Objective. Where does the string "Write" appear in the records? Copy every line that contains it.

Dataset records.

——

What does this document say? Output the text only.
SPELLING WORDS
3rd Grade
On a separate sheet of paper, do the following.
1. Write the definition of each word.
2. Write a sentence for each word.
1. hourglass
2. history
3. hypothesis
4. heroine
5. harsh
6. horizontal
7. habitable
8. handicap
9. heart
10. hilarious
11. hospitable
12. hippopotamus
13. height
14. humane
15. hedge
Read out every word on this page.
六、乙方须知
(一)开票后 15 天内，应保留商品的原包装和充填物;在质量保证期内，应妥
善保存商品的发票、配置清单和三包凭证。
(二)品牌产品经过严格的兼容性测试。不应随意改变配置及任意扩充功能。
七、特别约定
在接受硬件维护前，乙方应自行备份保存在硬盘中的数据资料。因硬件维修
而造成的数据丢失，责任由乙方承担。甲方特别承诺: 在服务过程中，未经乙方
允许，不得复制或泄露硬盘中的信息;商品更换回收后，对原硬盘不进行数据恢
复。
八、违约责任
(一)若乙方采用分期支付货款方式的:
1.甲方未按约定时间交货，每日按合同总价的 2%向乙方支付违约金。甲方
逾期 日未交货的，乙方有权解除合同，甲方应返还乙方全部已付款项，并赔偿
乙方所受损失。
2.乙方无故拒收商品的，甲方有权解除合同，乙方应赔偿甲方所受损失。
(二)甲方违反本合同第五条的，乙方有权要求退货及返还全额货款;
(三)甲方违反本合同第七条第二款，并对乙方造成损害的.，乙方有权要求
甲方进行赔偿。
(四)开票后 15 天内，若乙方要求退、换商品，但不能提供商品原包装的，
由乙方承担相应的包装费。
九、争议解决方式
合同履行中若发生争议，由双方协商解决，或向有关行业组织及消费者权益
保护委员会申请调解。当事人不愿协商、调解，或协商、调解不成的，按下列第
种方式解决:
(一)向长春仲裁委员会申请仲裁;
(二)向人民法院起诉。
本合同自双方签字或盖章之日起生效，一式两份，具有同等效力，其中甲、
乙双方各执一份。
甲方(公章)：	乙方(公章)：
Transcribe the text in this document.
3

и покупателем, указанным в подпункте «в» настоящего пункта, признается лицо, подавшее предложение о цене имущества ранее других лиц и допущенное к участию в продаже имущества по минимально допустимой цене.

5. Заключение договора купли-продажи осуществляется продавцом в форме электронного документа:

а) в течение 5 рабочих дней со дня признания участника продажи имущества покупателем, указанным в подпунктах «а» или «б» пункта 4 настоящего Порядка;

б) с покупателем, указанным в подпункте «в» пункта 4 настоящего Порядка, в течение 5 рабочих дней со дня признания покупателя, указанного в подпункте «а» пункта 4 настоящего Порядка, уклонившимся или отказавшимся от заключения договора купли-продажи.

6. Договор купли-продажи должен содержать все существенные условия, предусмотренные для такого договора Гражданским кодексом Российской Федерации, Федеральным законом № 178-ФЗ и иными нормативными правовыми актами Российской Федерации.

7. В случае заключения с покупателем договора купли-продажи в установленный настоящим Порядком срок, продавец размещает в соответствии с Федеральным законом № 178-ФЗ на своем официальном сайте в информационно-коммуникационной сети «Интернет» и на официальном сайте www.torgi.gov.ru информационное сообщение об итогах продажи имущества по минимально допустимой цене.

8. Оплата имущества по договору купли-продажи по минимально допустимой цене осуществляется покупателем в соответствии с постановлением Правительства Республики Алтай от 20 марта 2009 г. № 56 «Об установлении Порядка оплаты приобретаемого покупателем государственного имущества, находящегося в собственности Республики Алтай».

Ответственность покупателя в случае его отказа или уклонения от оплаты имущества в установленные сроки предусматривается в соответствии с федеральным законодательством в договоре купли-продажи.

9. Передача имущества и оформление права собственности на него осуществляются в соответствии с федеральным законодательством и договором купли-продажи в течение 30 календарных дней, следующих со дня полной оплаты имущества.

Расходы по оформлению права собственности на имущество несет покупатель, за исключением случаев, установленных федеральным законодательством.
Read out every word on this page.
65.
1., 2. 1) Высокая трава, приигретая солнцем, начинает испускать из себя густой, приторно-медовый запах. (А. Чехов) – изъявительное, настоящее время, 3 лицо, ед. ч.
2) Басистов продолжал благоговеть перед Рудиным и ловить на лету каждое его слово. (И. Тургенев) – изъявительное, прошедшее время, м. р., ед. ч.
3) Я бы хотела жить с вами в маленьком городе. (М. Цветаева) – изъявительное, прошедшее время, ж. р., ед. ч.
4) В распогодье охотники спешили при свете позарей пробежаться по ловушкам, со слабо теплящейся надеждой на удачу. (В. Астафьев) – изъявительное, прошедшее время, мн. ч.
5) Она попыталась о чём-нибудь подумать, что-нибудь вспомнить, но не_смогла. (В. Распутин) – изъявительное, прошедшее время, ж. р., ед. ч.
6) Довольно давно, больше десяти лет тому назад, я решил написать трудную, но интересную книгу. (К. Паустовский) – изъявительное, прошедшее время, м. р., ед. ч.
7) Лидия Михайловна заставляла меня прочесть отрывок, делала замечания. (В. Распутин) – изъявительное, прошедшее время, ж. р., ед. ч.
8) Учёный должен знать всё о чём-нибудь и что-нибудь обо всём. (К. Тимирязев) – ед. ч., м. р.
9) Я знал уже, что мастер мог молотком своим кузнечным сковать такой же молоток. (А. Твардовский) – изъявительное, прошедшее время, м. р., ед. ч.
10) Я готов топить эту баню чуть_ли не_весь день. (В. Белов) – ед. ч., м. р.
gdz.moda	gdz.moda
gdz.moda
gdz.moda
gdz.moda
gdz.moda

——

Completed exercise.
1. Write the definition of each word.
2. Write a sentence for each word.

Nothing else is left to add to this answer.